[start Record extracts]

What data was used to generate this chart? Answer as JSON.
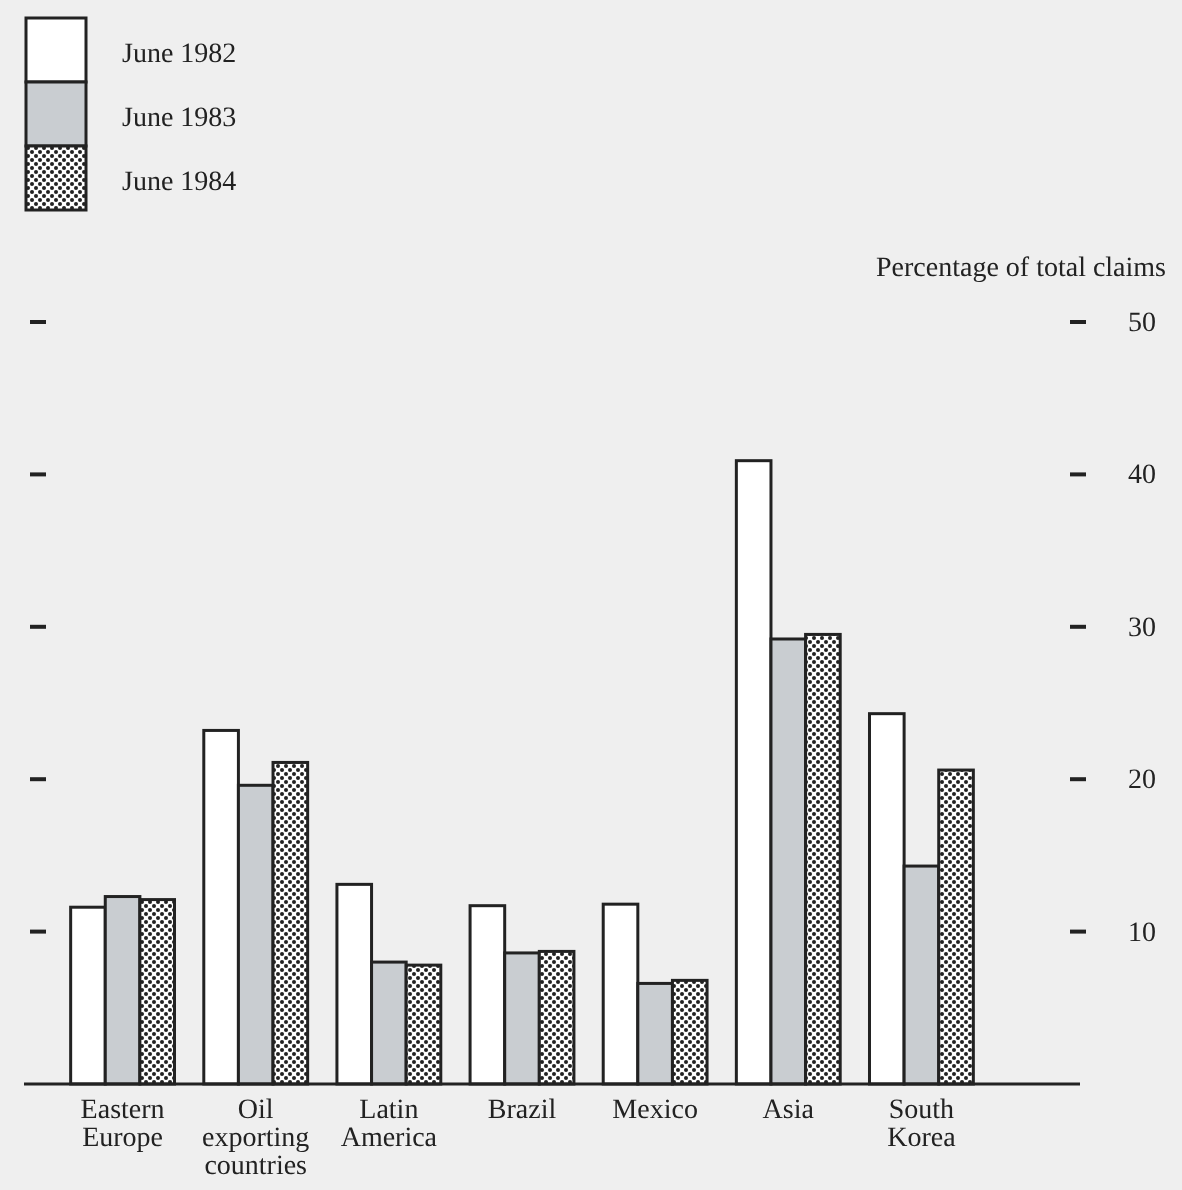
{
  "chart_data": {
    "type": "bar",
    "ylabel": "Percentage of total claims",
    "categories": [
      "Eastern Europe",
      "Oil exporting countries",
      "Latin America",
      "Brazil",
      "Mexico",
      "Asia",
      "South Korea"
    ],
    "series": [
      {
        "name": "June 1982",
        "color": "#ffffff",
        "values": [
          11.6,
          23.2,
          13.1,
          11.7,
          11.8,
          40.9,
          24.3
        ]
      },
      {
        "name": "June 1983",
        "color": "#c9cdd1",
        "values": [
          12.3,
          19.6,
          8.0,
          8.6,
          6.6,
          29.2,
          14.3
        ]
      },
      {
        "name": "June 1984",
        "color": "#222222",
        "values": [
          12.1,
          21.1,
          7.8,
          8.7,
          6.8,
          29.5,
          20.6
        ]
      }
    ],
    "ylim": [
      0,
      50
    ],
    "yticks": [
      {
        "value": 0,
        "label": null
      },
      10,
      20,
      30,
      40,
      50
    ],
    "grid": false,
    "legend": "top left"
  }
}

[end Record extracts]

* Problem to work on *
Restate the full listing verbatim and drop every picture.

* Written response *
What data was used to generate this chart? Answer as JSON.
{
  "chart_data": {
    "type": "bar",
    "ylabel": "Percentage of total claims",
    "categories": [
      "Eastern Europe",
      "Oil exporting countries",
      "Latin America",
      "Brazil",
      "Mexico",
      "Asia",
      "South Korea"
    ],
    "series": [
      {
        "name": "June 1982",
        "color": "#ffffff",
        "values": [
          11.6,
          23.2,
          13.1,
          11.7,
          11.8,
          40.9,
          24.3
        ]
      },
      {
        "name": "June 1983",
        "color": "#c9cdd1",
        "values": [
          12.3,
          19.6,
          8.0,
          8.6,
          6.6,
          29.2,
          14.3
        ]
      },
      {
        "name": "June 1984",
        "color": "#222222",
        "values": [
          12.1,
          21.1,
          7.8,
          8.7,
          6.8,
          29.5,
          20.6
        ]
      }
    ],
    "ylim": [
      0,
      50
    ],
    "yticks": [
      {
        "value": 0,
        "label": null
      },
      10,
      20,
      30,
      40,
      50
    ],
    "grid": false,
    "legend": "top left"
  }
}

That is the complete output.